Task to carry out
Count how many lines in this material contain "statistics". The answer is that number alone.

Supplied records
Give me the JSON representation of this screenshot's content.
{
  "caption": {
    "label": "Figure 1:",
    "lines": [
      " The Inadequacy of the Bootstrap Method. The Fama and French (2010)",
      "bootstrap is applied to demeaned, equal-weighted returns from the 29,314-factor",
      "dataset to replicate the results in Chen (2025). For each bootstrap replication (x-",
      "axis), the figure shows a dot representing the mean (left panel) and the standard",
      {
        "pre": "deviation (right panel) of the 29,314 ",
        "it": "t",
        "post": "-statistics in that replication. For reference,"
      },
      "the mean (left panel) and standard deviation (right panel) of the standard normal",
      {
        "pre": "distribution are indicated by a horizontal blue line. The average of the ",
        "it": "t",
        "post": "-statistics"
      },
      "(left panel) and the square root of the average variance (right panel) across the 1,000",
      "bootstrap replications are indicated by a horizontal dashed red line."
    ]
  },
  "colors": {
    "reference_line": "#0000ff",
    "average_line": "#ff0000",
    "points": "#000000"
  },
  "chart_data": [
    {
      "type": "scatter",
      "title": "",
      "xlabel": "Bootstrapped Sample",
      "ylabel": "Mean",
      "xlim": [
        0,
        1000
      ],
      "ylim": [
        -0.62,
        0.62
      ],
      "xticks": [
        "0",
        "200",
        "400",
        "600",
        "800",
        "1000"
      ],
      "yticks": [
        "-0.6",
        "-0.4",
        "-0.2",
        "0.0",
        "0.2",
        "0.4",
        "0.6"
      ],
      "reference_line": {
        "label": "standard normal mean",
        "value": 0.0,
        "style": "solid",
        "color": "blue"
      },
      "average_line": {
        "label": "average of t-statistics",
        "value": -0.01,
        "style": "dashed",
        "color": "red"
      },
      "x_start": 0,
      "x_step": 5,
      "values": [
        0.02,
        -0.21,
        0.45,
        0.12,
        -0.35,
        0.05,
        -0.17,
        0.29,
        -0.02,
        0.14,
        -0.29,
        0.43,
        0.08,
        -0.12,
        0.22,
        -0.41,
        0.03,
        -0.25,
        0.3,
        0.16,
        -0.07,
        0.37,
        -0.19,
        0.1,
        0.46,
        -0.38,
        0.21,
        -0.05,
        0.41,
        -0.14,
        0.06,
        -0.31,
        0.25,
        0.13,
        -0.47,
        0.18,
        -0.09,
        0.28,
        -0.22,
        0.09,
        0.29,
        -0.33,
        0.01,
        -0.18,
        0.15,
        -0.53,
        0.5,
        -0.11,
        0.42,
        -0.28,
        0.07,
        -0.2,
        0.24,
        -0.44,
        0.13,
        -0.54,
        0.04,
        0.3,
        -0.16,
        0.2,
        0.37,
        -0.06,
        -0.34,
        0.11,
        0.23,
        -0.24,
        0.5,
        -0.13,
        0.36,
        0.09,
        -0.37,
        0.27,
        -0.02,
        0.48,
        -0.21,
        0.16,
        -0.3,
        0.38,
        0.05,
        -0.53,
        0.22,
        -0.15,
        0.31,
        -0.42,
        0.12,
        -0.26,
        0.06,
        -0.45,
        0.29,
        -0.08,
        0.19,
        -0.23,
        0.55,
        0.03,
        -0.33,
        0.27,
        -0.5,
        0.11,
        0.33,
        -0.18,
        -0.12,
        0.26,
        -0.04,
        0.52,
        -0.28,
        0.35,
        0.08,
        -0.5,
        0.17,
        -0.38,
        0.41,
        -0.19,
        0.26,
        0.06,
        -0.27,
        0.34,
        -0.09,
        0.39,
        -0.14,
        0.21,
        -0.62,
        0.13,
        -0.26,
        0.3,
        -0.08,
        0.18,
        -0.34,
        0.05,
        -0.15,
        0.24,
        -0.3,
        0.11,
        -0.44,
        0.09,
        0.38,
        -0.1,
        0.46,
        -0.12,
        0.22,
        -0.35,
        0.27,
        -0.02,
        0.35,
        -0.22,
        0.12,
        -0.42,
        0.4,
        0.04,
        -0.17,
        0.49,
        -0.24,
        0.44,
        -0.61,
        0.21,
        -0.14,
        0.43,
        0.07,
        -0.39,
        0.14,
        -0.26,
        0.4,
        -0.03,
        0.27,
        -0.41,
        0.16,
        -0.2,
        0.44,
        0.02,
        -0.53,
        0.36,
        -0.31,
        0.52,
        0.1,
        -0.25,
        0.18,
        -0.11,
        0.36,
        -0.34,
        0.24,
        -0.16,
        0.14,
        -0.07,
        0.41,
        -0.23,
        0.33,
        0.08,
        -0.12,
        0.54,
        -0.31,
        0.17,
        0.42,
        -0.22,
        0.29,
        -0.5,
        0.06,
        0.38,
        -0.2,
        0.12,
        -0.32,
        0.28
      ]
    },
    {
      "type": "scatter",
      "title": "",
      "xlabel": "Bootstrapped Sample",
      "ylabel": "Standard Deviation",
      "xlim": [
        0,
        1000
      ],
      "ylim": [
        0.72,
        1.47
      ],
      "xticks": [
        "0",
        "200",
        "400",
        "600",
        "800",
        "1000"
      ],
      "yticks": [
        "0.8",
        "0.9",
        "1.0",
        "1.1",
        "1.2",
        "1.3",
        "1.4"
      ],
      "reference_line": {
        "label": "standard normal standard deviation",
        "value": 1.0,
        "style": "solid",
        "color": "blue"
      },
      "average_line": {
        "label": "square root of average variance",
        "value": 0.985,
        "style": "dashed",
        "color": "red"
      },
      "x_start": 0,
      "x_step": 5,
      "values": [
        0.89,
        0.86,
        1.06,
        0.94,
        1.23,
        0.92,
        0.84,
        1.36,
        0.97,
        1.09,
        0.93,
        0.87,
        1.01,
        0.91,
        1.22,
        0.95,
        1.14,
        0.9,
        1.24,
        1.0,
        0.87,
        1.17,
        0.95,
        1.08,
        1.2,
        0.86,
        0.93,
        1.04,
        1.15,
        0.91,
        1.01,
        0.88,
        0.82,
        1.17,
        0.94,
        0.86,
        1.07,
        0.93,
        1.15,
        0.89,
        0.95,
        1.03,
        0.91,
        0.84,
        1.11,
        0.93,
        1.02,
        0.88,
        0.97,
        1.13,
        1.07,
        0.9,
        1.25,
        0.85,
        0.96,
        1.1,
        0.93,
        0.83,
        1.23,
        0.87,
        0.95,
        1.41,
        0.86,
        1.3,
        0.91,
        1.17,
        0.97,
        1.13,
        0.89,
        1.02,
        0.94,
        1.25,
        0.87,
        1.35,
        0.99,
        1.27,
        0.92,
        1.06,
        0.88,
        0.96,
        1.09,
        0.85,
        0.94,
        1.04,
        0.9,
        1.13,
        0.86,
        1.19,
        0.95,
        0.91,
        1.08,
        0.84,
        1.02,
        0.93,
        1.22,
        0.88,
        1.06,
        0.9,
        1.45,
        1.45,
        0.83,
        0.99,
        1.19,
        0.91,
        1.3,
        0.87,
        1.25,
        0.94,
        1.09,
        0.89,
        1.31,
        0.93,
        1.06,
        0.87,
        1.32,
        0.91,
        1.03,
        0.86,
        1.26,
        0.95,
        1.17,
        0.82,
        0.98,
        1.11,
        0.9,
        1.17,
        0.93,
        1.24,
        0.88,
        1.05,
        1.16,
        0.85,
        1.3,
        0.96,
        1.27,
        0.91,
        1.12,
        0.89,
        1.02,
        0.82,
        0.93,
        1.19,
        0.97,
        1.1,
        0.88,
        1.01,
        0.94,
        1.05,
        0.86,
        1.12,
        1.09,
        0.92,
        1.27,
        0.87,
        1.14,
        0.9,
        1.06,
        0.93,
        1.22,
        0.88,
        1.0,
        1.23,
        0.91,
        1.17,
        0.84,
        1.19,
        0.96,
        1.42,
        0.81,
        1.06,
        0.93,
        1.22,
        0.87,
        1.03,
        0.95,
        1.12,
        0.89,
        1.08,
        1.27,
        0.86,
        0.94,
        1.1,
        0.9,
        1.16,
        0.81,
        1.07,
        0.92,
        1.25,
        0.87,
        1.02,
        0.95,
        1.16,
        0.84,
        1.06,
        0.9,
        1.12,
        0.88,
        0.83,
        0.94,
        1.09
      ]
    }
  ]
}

The answer
3